## EXERCISE
Retype the complete listing exactly as it appears.

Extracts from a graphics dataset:
⟨

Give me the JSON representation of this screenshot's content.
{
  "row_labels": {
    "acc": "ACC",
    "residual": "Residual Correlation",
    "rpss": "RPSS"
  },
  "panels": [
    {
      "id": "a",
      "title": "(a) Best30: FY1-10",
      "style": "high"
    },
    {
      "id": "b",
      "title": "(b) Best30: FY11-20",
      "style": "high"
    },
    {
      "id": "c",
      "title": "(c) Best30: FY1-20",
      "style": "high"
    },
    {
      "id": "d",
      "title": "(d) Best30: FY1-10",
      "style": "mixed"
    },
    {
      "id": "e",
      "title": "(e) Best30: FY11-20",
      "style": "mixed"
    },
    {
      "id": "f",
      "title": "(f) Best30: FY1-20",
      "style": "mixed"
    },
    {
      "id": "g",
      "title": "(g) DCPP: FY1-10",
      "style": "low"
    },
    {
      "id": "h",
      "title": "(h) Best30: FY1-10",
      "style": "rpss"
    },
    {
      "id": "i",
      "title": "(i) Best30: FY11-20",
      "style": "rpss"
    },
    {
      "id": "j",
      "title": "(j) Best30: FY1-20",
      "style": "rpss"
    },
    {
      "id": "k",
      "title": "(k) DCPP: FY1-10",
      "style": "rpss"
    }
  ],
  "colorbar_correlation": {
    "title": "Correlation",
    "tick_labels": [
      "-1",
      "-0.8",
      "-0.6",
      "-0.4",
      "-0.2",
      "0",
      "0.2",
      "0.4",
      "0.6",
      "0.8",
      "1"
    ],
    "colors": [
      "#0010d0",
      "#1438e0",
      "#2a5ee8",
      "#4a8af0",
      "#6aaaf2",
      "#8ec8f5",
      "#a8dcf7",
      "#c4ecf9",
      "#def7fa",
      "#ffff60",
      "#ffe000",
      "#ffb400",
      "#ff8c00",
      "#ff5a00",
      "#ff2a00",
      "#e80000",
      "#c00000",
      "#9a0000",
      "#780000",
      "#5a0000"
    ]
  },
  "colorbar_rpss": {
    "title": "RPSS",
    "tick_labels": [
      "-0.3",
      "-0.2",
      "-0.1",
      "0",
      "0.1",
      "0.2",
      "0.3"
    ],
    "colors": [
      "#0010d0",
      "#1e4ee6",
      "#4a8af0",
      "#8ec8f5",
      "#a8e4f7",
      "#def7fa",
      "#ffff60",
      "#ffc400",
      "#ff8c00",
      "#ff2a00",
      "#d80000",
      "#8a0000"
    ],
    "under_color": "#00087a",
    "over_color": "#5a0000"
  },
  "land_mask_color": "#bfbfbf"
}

⟩

## EXPECTED ANSWER
Give me the JSON representation of this screenshot's content.
{
  "row_labels": {
    "acc": "ACC",
    "residual": "Residual Correlation",
    "rpss": "RPSS"
  },
  "panels": [
    {
      "id": "a",
      "title": "(a) Best30: FY1-10",
      "style": "high"
    },
    {
      "id": "b",
      "title": "(b) Best30: FY11-20",
      "style": "high"
    },
    {
      "id": "c",
      "title": "(c) Best30: FY1-20",
      "style": "high"
    },
    {
      "id": "d",
      "title": "(d) Best30: FY1-10",
      "style": "mixed"
    },
    {
      "id": "e",
      "title": "(e) Best30: FY11-20",
      "style": "mixed"
    },
    {
      "id": "f",
      "title": "(f) Best30: FY1-20",
      "style": "mixed"
    },
    {
      "id": "g",
      "title": "(g) DCPP: FY1-10",
      "style": "low"
    },
    {
      "id": "h",
      "title": "(h) Best30: FY1-10",
      "style": "rpss"
    },
    {
      "id": "i",
      "title": "(i) Best30: FY11-20",
      "style": "rpss"
    },
    {
      "id": "j",
      "title": "(j) Best30: FY1-20",
      "style": "rpss"
    },
    {
      "id": "k",
      "title": "(k) DCPP: FY1-10",
      "style": "rpss"
    }
  ],
  "colorbar_correlation": {
    "title": "Correlation",
    "tick_labels": [
      "-1",
      "-0.8",
      "-0.6",
      "-0.4",
      "-0.2",
      "0",
      "0.2",
      "0.4",
      "0.6",
      "0.8",
      "1"
    ],
    "colors": [
      "#0010d0",
      "#1438e0",
      "#2a5ee8",
      "#4a8af0",
      "#6aaaf2",
      "#8ec8f5",
      "#a8dcf7",
      "#c4ecf9",
      "#def7fa",
      "#ffff60",
      "#ffe000",
      "#ffb400",
      "#ff8c00",
      "#ff5a00",
      "#ff2a00",
      "#e80000",
      "#c00000",
      "#9a0000",
      "#780000",
      "#5a0000"
    ]
  },
  "colorbar_rpss": {
    "title": "RPSS",
    "tick_labels": [
      "-0.3",
      "-0.2",
      "-0.1",
      "0",
      "0.1",
      "0.2",
      "0.3"
    ],
    "colors": [
      "#0010d0",
      "#1e4ee6",
      "#4a8af0",
      "#8ec8f5",
      "#a8e4f7",
      "#def7fa",
      "#ffff60",
      "#ffc400",
      "#ff8c00",
      "#ff2a00",
      "#d80000",
      "#8a0000"
    ],
    "under_color": "#00087a",
    "over_color": "#5a0000"
  },
  "land_mask_color": "#bfbfbf"
}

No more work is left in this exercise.